- **Arbeitsauftrag 1**
Beantworte zum Textauszug über den Feldstein diese Fragen:
(a) Mit welcher Anrede würde die Eingabe an die Obrigkeit beginnen?
(b) Unter welchem Baum soll der Stein liegen?
(c) An wen erinnert der Text mart?

DorisW antwortete am 24.10.03 (08:18):

Teil II

Lange habe ich überlegt, ob ich etwa eine Eingabe an die Obrigkeit richten könnte, ein Gesuch um Verleihung eines Feldsteines. Hohe Regierung, würde ich schreiben und dann mein Anliegen in vorsichtigen Worten auseinandersetzen. Wie ich die Jahre hindurch schlecht und recht gelebt und den Zins für mein Dasein entrichtet hätte, ohne lauter als heimlich zu murren. Gewiß sei das meine Pflicht gewesen, besondere Verdienste könne ich durchaus nicht vorweisen. Meine Bitte ginge also rundweg dahin, mir ohne jeden Grund, sozusagen gnadenhalber, aus öffentlichen Mitteln einen Stein zu schenken. Dies in völliger Ergebenheit.
Die Obrigkeit müßte dann einen Ausschuß ernennen und in das Dorf schicken, sachverständige Leute, die mancherlei zu bestimmen und zu klären hätten, Maß und Gewicht des Steines und seinen Wert für Wissenschaft und Handel. Es wäre auch die Möglichkeit zu erwägen, daß seine Entfernung etwa das Bild der Landschaft nachteilig verändern könnte. Und wenn sich das alles zu meinen Gunsten entschiede, bliebe noch immer die schwierigste Frage offen, die nämlich, wozu ich den Stein überhaupt brauchte.
Das aber wüßte ich nicht. Um ihn zu haben. Um ihn unter meiner Birke liegen zu haben, zwischen den Haselbüschen, gewärmt von der Sonne, gebadet vom Regen, mit Moos und Efeu schön begrünt, einen uralten, mächtigen, ehrwürdigen Stein. Um Erde in seine Spalten zu streuen und Gräser darin wachsen zu lassen. Um abends und morgens hinauszugehen und mit der Hand über sein rauhes Gesicht zu streichen. Die Vögel würden auf ihm sitzen und singen, ich selber nicht mehr. Denn die Jahre sind hingegangen; ihm hat es nichts ausgemacht, aber ich bin alt geworden. Ich gehe krumm, wenn ich zu lang auf einem Stein sitze.
Ach, was für Sorgen, liebe Leute! Es ist recht schwierig, ein Narr zu sein, wenn es niemand merken soll!

*

Und jetzt kommst du, Anton :-))
Wer war's?


mart antwortete am 24.10.03 (08:54):

Erinnert mich irgendwie an Stifter.


DorisW antwortete am 24.10.03 (09:18):

Da ich leider noch nichts von Stifter gelesen habe, kann ich dir nicht sagen, wie nahe du dran bist, mart...

- **Zu bearbeitende Zeilen**
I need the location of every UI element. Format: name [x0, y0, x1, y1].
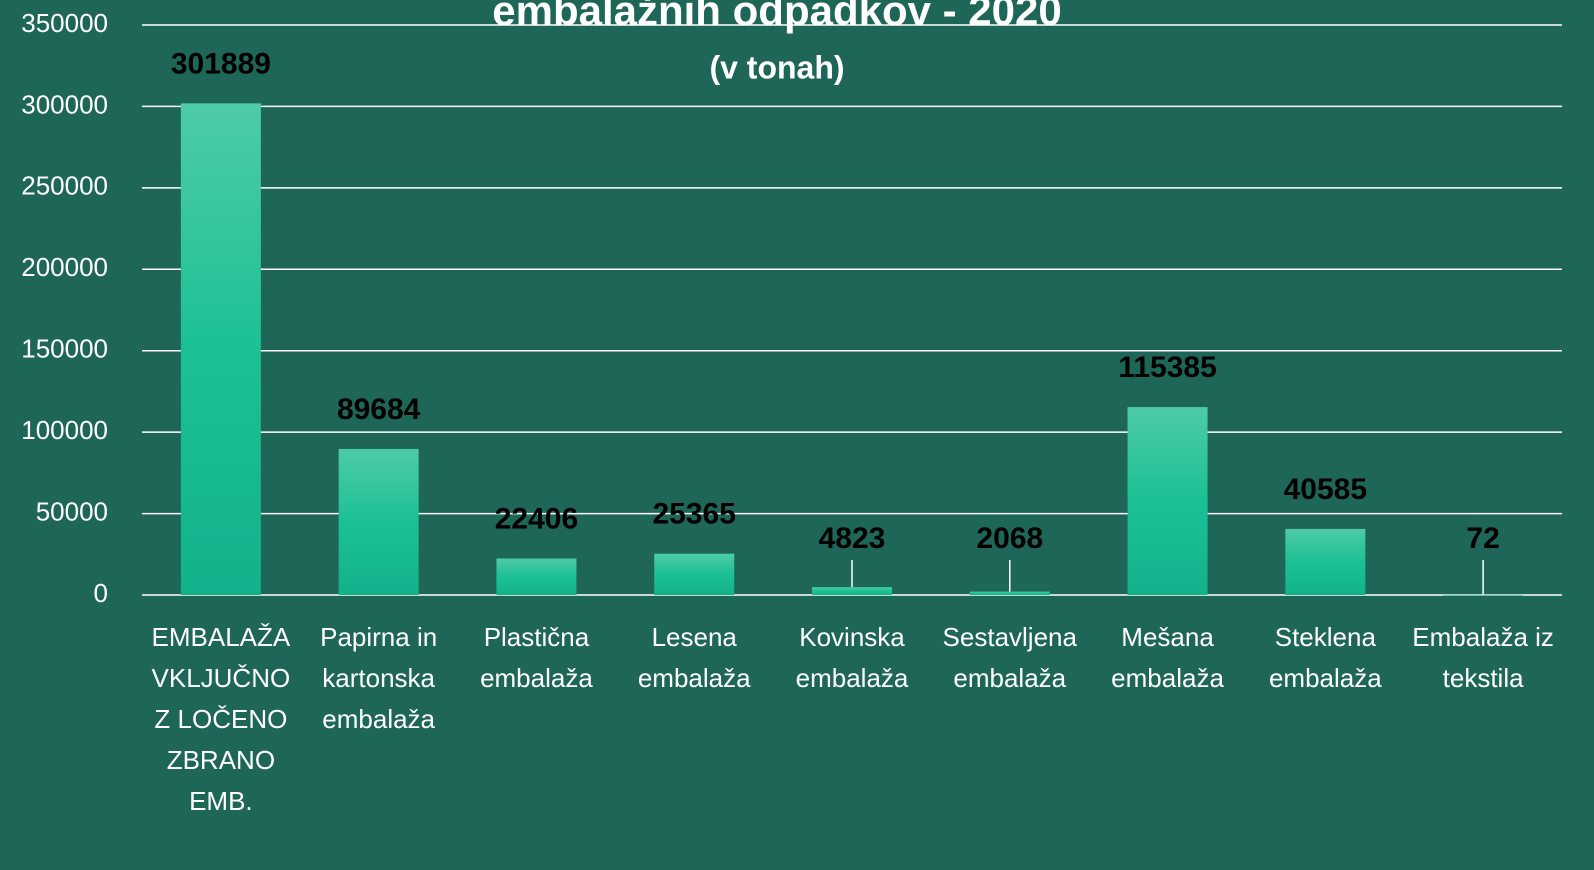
data-label: 89684: [337, 393, 421, 426]
bar: [1285, 528, 1366, 595]
y-tick-label: 50000: [36, 496, 108, 526]
x-tick-label: Papirna in kartonska embalaža: [320, 622, 438, 734]
bar: [654, 553, 735, 595]
chart-subtitle: (v tonah): [709, 49, 844, 85]
data-label: 22406: [495, 502, 578, 535]
chart-title: embalažnih odpadkov - 2020: [492, 0, 1062, 34]
data-label: 115385: [1118, 351, 1216, 384]
y-tick-label: 350000: [21, 8, 108, 38]
data-label: 301889: [171, 47, 271, 80]
y-tick-label: 100000: [21, 415, 108, 445]
x-tick-label: Lesena embalaža: [637, 622, 751, 693]
x-tick-label: Kovinska embalaža: [795, 622, 909, 693]
data-label: 40585: [1284, 473, 1367, 506]
bar: [1443, 594, 1524, 596]
data-label: 25365: [653, 498, 736, 531]
bar: [338, 448, 419, 595]
y-tick-label: 150000: [21, 334, 108, 364]
x-tick-label: EMBALAŽA VKLJUČNO Z LOČENO ZBRANO EMB.: [151, 622, 291, 816]
x-tick-label: Steklena embalaža: [1268, 622, 1382, 693]
x-tick-label: Sestavljena embalaža: [942, 622, 1077, 693]
y-tick-label: 0: [94, 578, 108, 608]
y-tick-label: 250000: [21, 171, 108, 201]
x-tick-label: Plastična embalaža: [480, 622, 593, 693]
bar: [1127, 407, 1208, 595]
bar: [180, 103, 261, 595]
data-label: 4823: [819, 522, 886, 555]
bar: [496, 558, 577, 595]
y-tick-label: 200000: [21, 252, 108, 282]
x-tick-label: Embalaža iz tekstila: [1412, 622, 1554, 693]
bar: [812, 587, 892, 595]
data-label: 72: [1466, 522, 1499, 555]
bar: [969, 591, 1050, 595]
data-label: 2068: [976, 522, 1043, 555]
x-tick-label: Mešana embalaža: [1111, 622, 1224, 693]
y-tick-label: 300000: [21, 89, 108, 119]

- **Arbeitsauftrag 2**
Übertrage alle Zeilen aus Block 1 in eine nummerierte Liste und lass dabei Leerzeilen aus. Nimm den Bildverweis nicht in die Antwort auf.

- **Vollständige Lösung 1**
(a) Mit „Hohe Regierung“.
(b) Unter einer Birke, zwischen den Haselbüschen.
(c) An Stifter.

- **Vollständige Lösung 2**
1. I need the location of every UI element. Format: name [x0, y0, x1, y1].
2. data-label: 89684: [337, 393, 421, 426]
3. bar: [1285, 528, 1366, 595]
4. y-tick-label: 50000: [36, 496, 108, 526]
5. x-tick-label: Papirna in kartonska embalaža: [320, 622, 438, 734]
6. bar: [654, 553, 735, 595]
7. chart-subtitle: (v tonah): [709, 49, 844, 85]
8. data-label: 22406: [495, 502, 578, 535]
9. chart-title: embalažnih odpadkov - 2020: [492, 0, 1062, 34]
10. data-label: 115385: [1118, 351, 1216, 384]
11. y-tick-label: 350000: [21, 8, 108, 38]
12. data-label: 301889: [171, 47, 271, 80]
13. y-tick-label: 100000: [21, 415, 108, 445]
14. x-tick-label: Lesena embalaža: [637, 622, 751, 693]
15. x-tick-label: Kovinska embalaža: [795, 622, 909, 693]
16. data-label: 40585: [1284, 473, 1367, 506]
17. bar: [1443, 594, 1524, 596]
18. data-label: 25365: [653, 498, 736, 531]
19. bar: [338, 448, 419, 595]
20. y-tick-label: 150000: [21, 334, 108, 364]
21. x-tick-label: EMBALAŽA VKLJUČNO Z LOČENO ZBRANO EMB.: [151, 622, 291, 816]
22. x-tick-label: Steklena embalaža: [1268, 622, 1382, 693]
23. x-tick-label: Sestavljena embalaža: [942, 622, 1077, 693]
24. y-tick-label: 0: [94, 578, 108, 608]
25. y-tick-label: 250000: [21, 171, 108, 201]
26. x-tick-label: Plastična embalaža: [480, 622, 593, 693]
27. bar: [1127, 407, 1208, 595]
28. bar: [180, 103, 261, 595]
29. data-label: 4823: [819, 522, 886, 555]
30. bar: [496, 558, 577, 595]
31. y-tick-label: 200000: [21, 252, 108, 282]
32. x-tick-label: Embalaža iz tekstila: [1412, 622, 1554, 693]
33. bar: [812, 587, 892, 595]
34. data-label: 72: [1466, 522, 1499, 555]
35. bar: [969, 591, 1050, 595]
36. data-label: 2068: [976, 522, 1043, 555]
37. x-tick-label: Mešana embalaža: [1111, 622, 1224, 693]
38. y-tick-label: 300000: [21, 89, 108, 119]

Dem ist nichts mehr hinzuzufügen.